== Instructions for the task ==
Copy each entry as it stands, leaving nothing out.

== Record set ==
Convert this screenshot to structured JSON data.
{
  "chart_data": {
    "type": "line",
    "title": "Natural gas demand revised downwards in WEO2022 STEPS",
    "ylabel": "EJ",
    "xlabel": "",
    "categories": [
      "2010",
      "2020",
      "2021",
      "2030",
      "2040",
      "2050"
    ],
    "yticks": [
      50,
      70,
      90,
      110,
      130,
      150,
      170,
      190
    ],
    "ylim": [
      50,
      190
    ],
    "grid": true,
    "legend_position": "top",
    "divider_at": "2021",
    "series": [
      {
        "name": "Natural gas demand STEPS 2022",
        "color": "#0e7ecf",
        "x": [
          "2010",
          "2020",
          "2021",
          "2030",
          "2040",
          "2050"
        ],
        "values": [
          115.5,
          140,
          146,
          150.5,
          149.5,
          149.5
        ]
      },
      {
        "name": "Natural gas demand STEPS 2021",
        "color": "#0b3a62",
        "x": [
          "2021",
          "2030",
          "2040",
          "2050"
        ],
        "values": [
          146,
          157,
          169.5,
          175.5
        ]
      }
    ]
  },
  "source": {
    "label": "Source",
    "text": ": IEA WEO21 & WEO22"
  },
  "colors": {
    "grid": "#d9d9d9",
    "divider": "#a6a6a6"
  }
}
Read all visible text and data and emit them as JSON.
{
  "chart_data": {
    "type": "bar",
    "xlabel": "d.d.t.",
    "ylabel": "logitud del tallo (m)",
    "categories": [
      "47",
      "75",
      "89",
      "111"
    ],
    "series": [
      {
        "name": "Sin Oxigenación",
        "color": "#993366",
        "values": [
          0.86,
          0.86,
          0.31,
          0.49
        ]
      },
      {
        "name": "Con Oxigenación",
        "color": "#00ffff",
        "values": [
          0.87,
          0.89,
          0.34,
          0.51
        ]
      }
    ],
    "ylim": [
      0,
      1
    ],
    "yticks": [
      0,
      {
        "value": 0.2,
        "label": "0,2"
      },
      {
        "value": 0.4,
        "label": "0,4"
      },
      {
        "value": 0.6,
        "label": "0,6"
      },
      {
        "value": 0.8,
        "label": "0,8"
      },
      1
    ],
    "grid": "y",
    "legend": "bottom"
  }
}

== Finished task ==
Convert this screenshot to structured JSON data.
{
  "chart_data": {
    "type": "line",
    "title": "Natural gas demand revised downwards in WEO2022 STEPS",
    "ylabel": "EJ",
    "xlabel": "",
    "categories": [
      "2010",
      "2020",
      "2021",
      "2030",
      "2040",
      "2050"
    ],
    "yticks": [
      50,
      70,
      90,
      110,
      130,
      150,
      170,
      190
    ],
    "ylim": [
      50,
      190
    ],
    "grid": true,
    "legend_position": "top",
    "divider_at": "2021",
    "series": [
      {
        "name": "Natural gas demand STEPS 2022",
        "color": "#0e7ecf",
        "x": [
          "2010",
          "2020",
          "2021",
          "2030",
          "2040",
          "2050"
        ],
        "values": [
          115.5,
          140,
          146,
          150.5,
          149.5,
          149.5
        ]
      },
      {
        "name": "Natural gas demand STEPS 2021",
        "color": "#0b3a62",
        "x": [
          "2021",
          "2030",
          "2040",
          "2050"
        ],
        "values": [
          146,
          157,
          169.5,
          175.5
        ]
      }
    ]
  },
  "source": {
    "label": "Source",
    "text": ": IEA WEO21 & WEO22"
  },
  "colors": {
    "grid": "#d9d9d9",
    "divider": "#a6a6a6"
  }
}
Read all visible text and data and emit them as JSON.
{
  "chart_data": {
    "type": "bar",
    "xlabel": "d.d.t.",
    "ylabel": "logitud del tallo (m)",
    "categories": [
      "47",
      "75",
      "89",
      "111"
    ],
    "series": [
      {
        "name": "Sin Oxigenación",
        "color": "#993366",
        "values": [
          0.86,
          0.86,
          0.31,
          0.49
        ]
      },
      {
        "name": "Con Oxigenación",
        "color": "#00ffff",
        "values": [
          0.87,
          0.89,
          0.34,
          0.51
        ]
      }
    ],
    "ylim": [
      0,
      1
    ],
    "yticks": [
      0,
      {
        "value": 0.2,
        "label": "0,2"
      },
      {
        "value": 0.4,
        "label": "0,4"
      },
      {
        "value": 0.6,
        "label": "0,6"
      },
      {
        "value": 0.8,
        "label": "0,8"
      },
      1
    ],
    "grid": "y",
    "legend": "bottom"
  }
}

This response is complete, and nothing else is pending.